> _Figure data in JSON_
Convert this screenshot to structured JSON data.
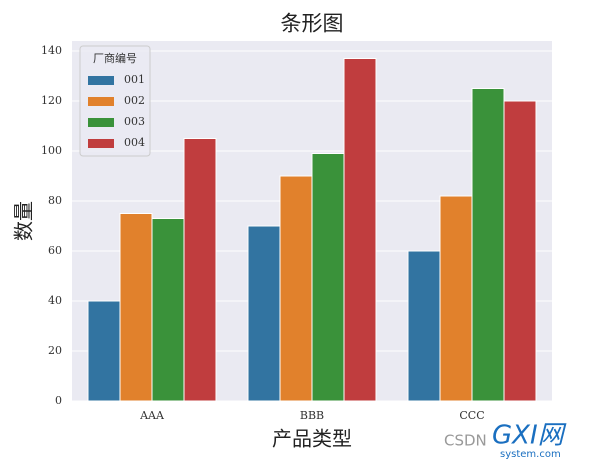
{
  "chart_data": {
    "type": "grouped_bar",
    "title": "条形图",
    "x_label": "产品类型",
    "y_label": "数量",
    "categories": [
      "AAA",
      "BBB",
      "CCC"
    ],
    "legend_title": "厂商编号",
    "legend": "upper left",
    "grid": true,
    "series": [
      {
        "name": "001",
        "color": "#3274a1",
        "values": [
          40,
          70,
          60
        ]
      },
      {
        "name": "002",
        "color": "#e1812c",
        "values": [
          75,
          90,
          82
        ]
      },
      {
        "name": "003",
        "color": "#3a923a",
        "values": [
          73,
          99,
          125
        ]
      },
      {
        "name": "004",
        "color": "#c03d3e",
        "values": [
          105,
          137,
          120
        ]
      }
    ],
    "ylim": [
      0,
      144
    ],
    "yticks": [
      0,
      20,
      40,
      60,
      80,
      100,
      120,
      140
    ]
  },
  "watermark": {
    "left": "CSDN",
    "brand": "GXI网",
    "site": "system.com"
  }
}
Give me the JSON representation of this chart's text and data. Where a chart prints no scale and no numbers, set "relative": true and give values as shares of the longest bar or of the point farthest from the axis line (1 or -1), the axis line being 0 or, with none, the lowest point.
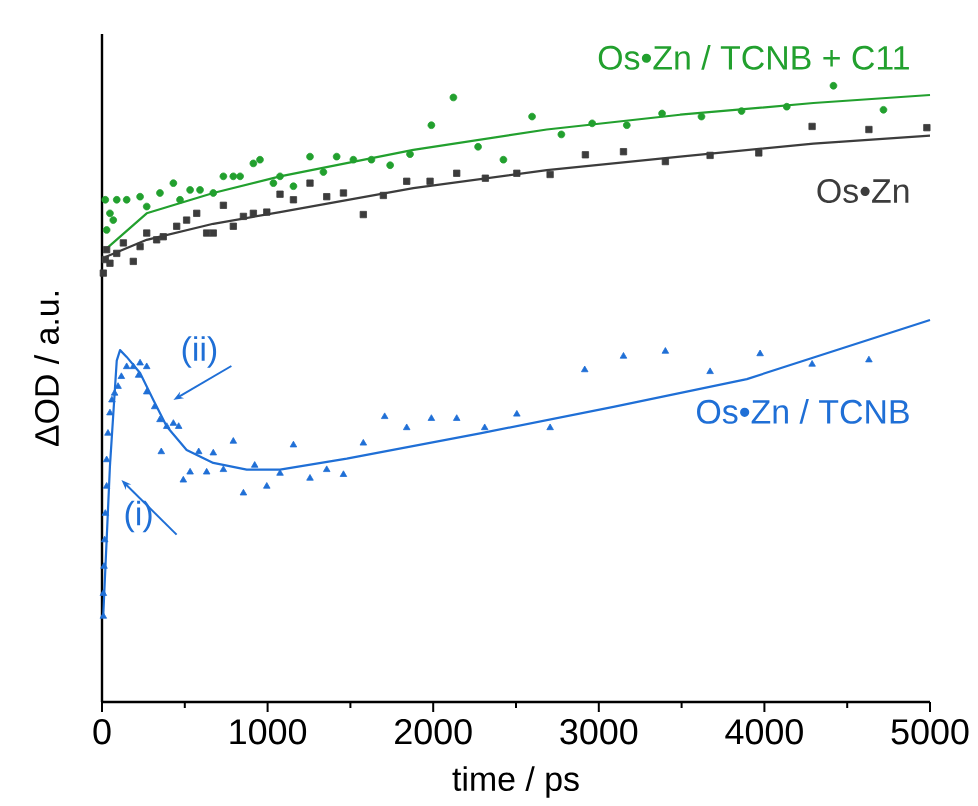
{
  "chart_data": {
    "type": "scatter",
    "relative": true,
    "xlabel": "time / ps",
    "ylabel": "ΔOD / a.u.",
    "xlim": [
      0,
      5000
    ],
    "xticks": [
      0,
      1000,
      2000,
      3000,
      4000,
      5000
    ],
    "annotations": [
      "(i)",
      "(ii)"
    ],
    "series": [
      {
        "name": "Os•Zn / TCNB + C11",
        "marker": "circle",
        "color": "#22a02e",
        "x": [
          20,
          48,
          28,
          89,
          68,
          149,
          230,
          270,
          350,
          431,
          471,
          532,
          592,
          672,
          733,
          793,
          834,
          914,
          954,
          1035,
          1075,
          1156,
          1256,
          1337,
          1417,
          1518,
          1627,
          1740,
          1860,
          1989,
          2122,
          2271,
          2424,
          2597,
          2774,
          2960,
          3169,
          3382,
          3620,
          3862,
          4135,
          4417,
          4719
        ],
        "values": [
          0.815,
          0.793,
          0.766,
          0.815,
          0.782,
          0.815,
          0.82,
          0.804,
          0.826,
          0.842,
          0.815,
          0.831,
          0.831,
          0.826,
          0.853,
          0.853,
          0.853,
          0.874,
          0.88,
          0.842,
          0.853,
          0.837,
          0.885,
          0.86,
          0.885,
          0.88,
          0.88,
          0.871,
          0.889,
          0.936,
          0.981,
          0.901,
          0.88,
          0.95,
          0.921,
          0.939,
          0.936,
          0.955,
          0.95,
          0.959,
          0.966,
          1,
          0.961
        ]
      },
      {
        "type": "line",
        "color": "#22a02e",
        "x": [
          20,
          270,
          672,
          1075,
          1880,
          2686,
          3491,
          4296,
          5000
        ],
        "values": [
          0.734,
          0.793,
          0.826,
          0.853,
          0.896,
          0.929,
          0.953,
          0.972,
          0.985
        ]
      },
      {
        "name": "Os•Zn",
        "marker": "square",
        "color": "#3c3c3c",
        "x": [
          8,
          20,
          28,
          48,
          89,
          129,
          189,
          230,
          270,
          330,
          370,
          451,
          511,
          572,
          632,
          672,
          733,
          793,
          854,
          914,
          995,
          1075,
          1156,
          1256,
          1357,
          1458,
          1578,
          1699,
          1840,
          1981,
          2142,
          2315,
          2505,
          2706,
          2919,
          3149,
          3402,
          3672,
          3966,
          4288,
          4631,
          4981
        ],
        "values": [
          0.696,
          0.718,
          0.734,
          0.712,
          0.728,
          0.745,
          0.715,
          0.739,
          0.761,
          0.75,
          0.755,
          0.772,
          0.782,
          0.793,
          0.761,
          0.761,
          0.806,
          0.772,
          0.788,
          0.793,
          0.795,
          0.824,
          0.815,
          0.842,
          0.82,
          0.826,
          0.791,
          0.822,
          0.845,
          0.845,
          0.858,
          0.85,
          0.858,
          0.856,
          0.888,
          0.893,
          0.877,
          0.887,
          0.891,
          0.934,
          0.929,
          0.932
        ]
      },
      {
        "type": "line",
        "color": "#3c3c3c",
        "x": [
          20,
          270,
          672,
          1075,
          1880,
          2686,
          3491,
          4296,
          5000
        ],
        "values": [
          0.722,
          0.75,
          0.776,
          0.795,
          0.834,
          0.863,
          0.885,
          0.906,
          0.919
        ]
      },
      {
        "name": "Os•Zn / TCNB",
        "marker": "triangle",
        "color": "#1f6fd6",
        "x": [
          8,
          8,
          12,
          16,
          20,
          28,
          28,
          36,
          48,
          60,
          76,
          97,
          117,
          149,
          189,
          230,
          270,
          221,
          270,
          318,
          350,
          391,
          431,
          463,
          358,
          491,
          532,
          584,
          632,
          672,
          733,
          793,
          854,
          922,
          995,
          1075,
          1156,
          1256,
          1357,
          1458,
          1578,
          1707,
          1840,
          1989,
          2142,
          2311,
          2505,
          2706,
          2915,
          3149,
          3402,
          3672,
          3974,
          4288,
          4631
        ],
        "values": [
          0.139,
          0.176,
          0.22,
          0.263,
          0.306,
          0.35,
          0.393,
          0.436,
          0.469,
          0.49,
          0.501,
          0.512,
          0.528,
          0.544,
          0.544,
          0.55,
          0.544,
          0.53,
          0.503,
          0.479,
          0.458,
          0.447,
          0.452,
          0.447,
          0.406,
          0.36,
          0.373,
          0.406,
          0.373,
          0.404,
          0.377,
          0.423,
          0.339,
          0.384,
          0.35,
          0.371,
          0.417,
          0.363,
          0.377,
          0.369,
          0.42,
          0.463,
          0.445,
          0.46,
          0.46,
          0.445,
          0.467,
          0.445,
          0.539,
          0.561,
          0.569,
          0.536,
          0.565,
          0.548,
          0.555
        ]
      },
      {
        "type": "line",
        "color": "#1f6fd6",
        "x": [
          8,
          48,
          89,
          109,
          149,
          230,
          310,
          391,
          511,
          672,
          874,
          1075,
          1478,
          2283,
          3088,
          3894,
          5000
        ],
        "values": [
          0.143,
          0.383,
          0.554,
          0.571,
          0.56,
          0.534,
          0.49,
          0.447,
          0.409,
          0.388,
          0.377,
          0.377,
          0.395,
          0.436,
          0.479,
          0.524,
          0.62
        ]
      }
    ]
  }
}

> _CHALLENGE_
All of the entries above should be copied exactly, except for the pictures.

> _EXERCISE ANSWER_
Convert this screenshot to structured JSON data.
{
  "chart_data": {
    "type": "grouped_bar",
    "title": "条形图",
    "x_label": "产品类型",
    "y_label": "数量",
    "categories": [
      "AAA",
      "BBB",
      "CCC"
    ],
    "legend_title": "厂商编号",
    "legend": "upper left",
    "grid": true,
    "series": [
      {
        "name": "001",
        "color": "#3274a1",
        "values": [
          40,
          70,
          60
        ]
      },
      {
        "name": "002",
        "color": "#e1812c",
        "values": [
          75,
          90,
          82
        ]
      },
      {
        "name": "003",
        "color": "#3a923a",
        "values": [
          73,
          99,
          125
        ]
      },
      {
        "name": "004",
        "color": "#c03d3e",
        "values": [
          105,
          137,
          120
        ]
      }
    ],
    "ylim": [
      0,
      144
    ],
    "yticks": [
      0,
      20,
      40,
      60,
      80,
      100,
      120,
      140
    ]
  },
  "watermark": {
    "left": "CSDN",
    "brand": "GXI网",
    "site": "system.com"
  }
}
Give me the JSON representation of this chart's text and data. Where a chart prints no scale and no numbers, set "relative": true and give values as shares of the longest bar or of the point farthest from the axis line (1 or -1), the axis line being 0 or, with none, the lowest point.
{
  "chart_data": {
    "type": "scatter",
    "relative": true,
    "xlabel": "time / ps",
    "ylabel": "ΔOD / a.u.",
    "xlim": [
      0,
      5000
    ],
    "xticks": [
      0,
      1000,
      2000,
      3000,
      4000,
      5000
    ],
    "annotations": [
      "(i)",
      "(ii)"
    ],
    "series": [
      {
        "name": "Os•Zn / TCNB + C11",
        "marker": "circle",
        "color": "#22a02e",
        "x": [
          20,
          48,
          28,
          89,
          68,
          149,
          230,
          270,
          350,
          431,
          471,
          532,
          592,
          672,
          733,
          793,
          834,
          914,
          954,
          1035,
          1075,
          1156,
          1256,
          1337,
          1417,
          1518,
          1627,
          1740,
          1860,
          1989,
          2122,
          2271,
          2424,
          2597,
          2774,
          2960,
          3169,
          3382,
          3620,
          3862,
          4135,
          4417,
          4719
        ],
        "values": [
          0.815,
          0.793,
          0.766,
          0.815,
          0.782,
          0.815,
          0.82,
          0.804,
          0.826,
          0.842,
          0.815,
          0.831,
          0.831,
          0.826,
          0.853,
          0.853,
          0.853,
          0.874,
          0.88,
          0.842,
          0.853,
          0.837,
          0.885,
          0.86,
          0.885,
          0.88,
          0.88,
          0.871,
          0.889,
          0.936,
          0.981,
          0.901,
          0.88,
          0.95,
          0.921,
          0.939,
          0.936,
          0.955,
          0.95,
          0.959,
          0.966,
          1,
          0.961
        ]
      },
      {
        "type": "line",
        "color": "#22a02e",
        "x": [
          20,
          270,
          672,
          1075,
          1880,
          2686,
          3491,
          4296,
          5000
        ],
        "values": [
          0.734,
          0.793,
          0.826,
          0.853,
          0.896,
          0.929,
          0.953,
          0.972,
          0.985
        ]
      },
      {
        "name": "Os•Zn",
        "marker": "square",
        "color": "#3c3c3c",
        "x": [
          8,
          20,
          28,
          48,
          89,
          129,
          189,
          230,
          270,
          330,
          370,
          451,
          511,
          572,
          632,
          672,
          733,
          793,
          854,
          914,
          995,
          1075,
          1156,
          1256,
          1357,
          1458,
          1578,
          1699,
          1840,
          1981,
          2142,
          2315,
          2505,
          2706,
          2919,
          3149,
          3402,
          3672,
          3966,
          4288,
          4631,
          4981
        ],
        "values": [
          0.696,
          0.718,
          0.734,
          0.712,
          0.728,
          0.745,
          0.715,
          0.739,
          0.761,
          0.75,
          0.755,
          0.772,
          0.782,
          0.793,
          0.761,
          0.761,
          0.806,
          0.772,
          0.788,
          0.793,
          0.795,
          0.824,
          0.815,
          0.842,
          0.82,
          0.826,
          0.791,
          0.822,
          0.845,
          0.845,
          0.858,
          0.85,
          0.858,
          0.856,
          0.888,
          0.893,
          0.877,
          0.887,
          0.891,
          0.934,
          0.929,
          0.932
        ]
      },
      {
        "type": "line",
        "color": "#3c3c3c",
        "x": [
          20,
          270,
          672,
          1075,
          1880,
          2686,
          3491,
          4296,
          5000
        ],
        "values": [
          0.722,
          0.75,
          0.776,
          0.795,
          0.834,
          0.863,
          0.885,
          0.906,
          0.919
        ]
      },
      {
        "name": "Os•Zn / TCNB",
        "marker": "triangle",
        "color": "#1f6fd6",
        "x": [
          8,
          8,
          12,
          16,
          20,
          28,
          28,
          36,
          48,
          60,
          76,
          97,
          117,
          149,
          189,
          230,
          270,
          221,
          270,
          318,
          350,
          391,
          431,
          463,
          358,
          491,
          532,
          584,
          632,
          672,
          733,
          793,
          854,
          922,
          995,
          1075,
          1156,
          1256,
          1357,
          1458,
          1578,
          1707,
          1840,
          1989,
          2142,
          2311,
          2505,
          2706,
          2915,
          3149,
          3402,
          3672,
          3974,
          4288,
          4631
        ],
        "values": [
          0.139,
          0.176,
          0.22,
          0.263,
          0.306,
          0.35,
          0.393,
          0.436,
          0.469,
          0.49,
          0.501,
          0.512,
          0.528,
          0.544,
          0.544,
          0.55,
          0.544,
          0.53,
          0.503,
          0.479,
          0.458,
          0.447,
          0.452,
          0.447,
          0.406,
          0.36,
          0.373,
          0.406,
          0.373,
          0.404,
          0.377,
          0.423,
          0.339,
          0.384,
          0.35,
          0.371,
          0.417,
          0.363,
          0.377,
          0.369,
          0.42,
          0.463,
          0.445,
          0.46,
          0.46,
          0.445,
          0.467,
          0.445,
          0.539,
          0.561,
          0.569,
          0.536,
          0.565,
          0.548,
          0.555
        ]
      },
      {
        "type": "line",
        "color": "#1f6fd6",
        "x": [
          8,
          48,
          89,
          109,
          149,
          230,
          310,
          391,
          511,
          672,
          874,
          1075,
          1478,
          2283,
          3088,
          3894,
          5000
        ],
        "values": [
          0.143,
          0.383,
          0.554,
          0.571,
          0.56,
          0.534,
          0.49,
          0.447,
          0.409,
          0.388,
          0.377,
          0.377,
          0.395,
          0.436,
          0.479,
          0.524,
          0.62
        ]
      }
    ]
  }
}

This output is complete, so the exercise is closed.